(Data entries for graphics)

###

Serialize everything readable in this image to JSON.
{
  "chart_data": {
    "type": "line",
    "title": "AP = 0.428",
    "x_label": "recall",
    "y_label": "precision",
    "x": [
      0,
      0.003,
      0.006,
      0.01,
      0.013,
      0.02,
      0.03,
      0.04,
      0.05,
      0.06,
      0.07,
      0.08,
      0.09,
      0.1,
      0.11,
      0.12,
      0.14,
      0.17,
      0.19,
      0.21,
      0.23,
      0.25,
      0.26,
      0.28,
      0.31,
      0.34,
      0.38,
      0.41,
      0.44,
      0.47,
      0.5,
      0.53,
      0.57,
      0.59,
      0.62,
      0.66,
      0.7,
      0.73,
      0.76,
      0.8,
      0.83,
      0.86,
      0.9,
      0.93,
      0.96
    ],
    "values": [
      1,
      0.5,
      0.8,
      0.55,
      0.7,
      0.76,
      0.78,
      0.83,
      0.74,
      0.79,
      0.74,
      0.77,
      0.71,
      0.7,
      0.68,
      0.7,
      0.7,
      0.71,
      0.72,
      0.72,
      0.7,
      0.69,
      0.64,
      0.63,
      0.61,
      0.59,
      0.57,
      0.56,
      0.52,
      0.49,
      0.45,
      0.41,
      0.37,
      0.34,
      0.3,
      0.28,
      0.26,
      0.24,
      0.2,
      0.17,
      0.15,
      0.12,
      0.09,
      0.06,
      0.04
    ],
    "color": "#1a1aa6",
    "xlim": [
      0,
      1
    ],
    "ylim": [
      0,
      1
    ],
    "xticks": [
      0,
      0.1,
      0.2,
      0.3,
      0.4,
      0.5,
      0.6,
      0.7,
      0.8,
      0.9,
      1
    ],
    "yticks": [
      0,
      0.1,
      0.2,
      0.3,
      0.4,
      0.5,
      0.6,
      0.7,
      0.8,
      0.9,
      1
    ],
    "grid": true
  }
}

###

Task prompt:
Give back the data above exactly as it appears.

Correct answer:
Serialize everything readable in this image to JSON.
{
  "chart_data": {
    "type": "line",
    "title": "AP = 0.428",
    "x_label": "recall",
    "y_label": "precision",
    "x": [
      0,
      0.003,
      0.006,
      0.01,
      0.013,
      0.02,
      0.03,
      0.04,
      0.05,
      0.06,
      0.07,
      0.08,
      0.09,
      0.1,
      0.11,
      0.12,
      0.14,
      0.17,
      0.19,
      0.21,
      0.23,
      0.25,
      0.26,
      0.28,
      0.31,
      0.34,
      0.38,
      0.41,
      0.44,
      0.47,
      0.5,
      0.53,
      0.57,
      0.59,
      0.62,
      0.66,
      0.7,
      0.73,
      0.76,
      0.8,
      0.83,
      0.86,
      0.9,
      0.93,
      0.96
    ],
    "values": [
      1,
      0.5,
      0.8,
      0.55,
      0.7,
      0.76,
      0.78,
      0.83,
      0.74,
      0.79,
      0.74,
      0.77,
      0.71,
      0.7,
      0.68,
      0.7,
      0.7,
      0.71,
      0.72,
      0.72,
      0.7,
      0.69,
      0.64,
      0.63,
      0.61,
      0.59,
      0.57,
      0.56,
      0.52,
      0.49,
      0.45,
      0.41,
      0.37,
      0.34,
      0.3,
      0.28,
      0.26,
      0.24,
      0.2,
      0.17,
      0.15,
      0.12,
      0.09,
      0.06,
      0.04
    ],
    "color": "#1a1aa6",
    "xlim": [
      0,
      1
    ],
    "ylim": [
      0,
      1
    ],
    "xticks": [
      0,
      0.1,
      0.2,
      0.3,
      0.4,
      0.5,
      0.6,
      0.7,
      0.8,
      0.9,
      1
    ],
    "yticks": [
      0,
      0.1,
      0.2,
      0.3,
      0.4,
      0.5,
      0.6,
      0.7,
      0.8,
      0.9,
      1
    ],
    "grid": true
  }
}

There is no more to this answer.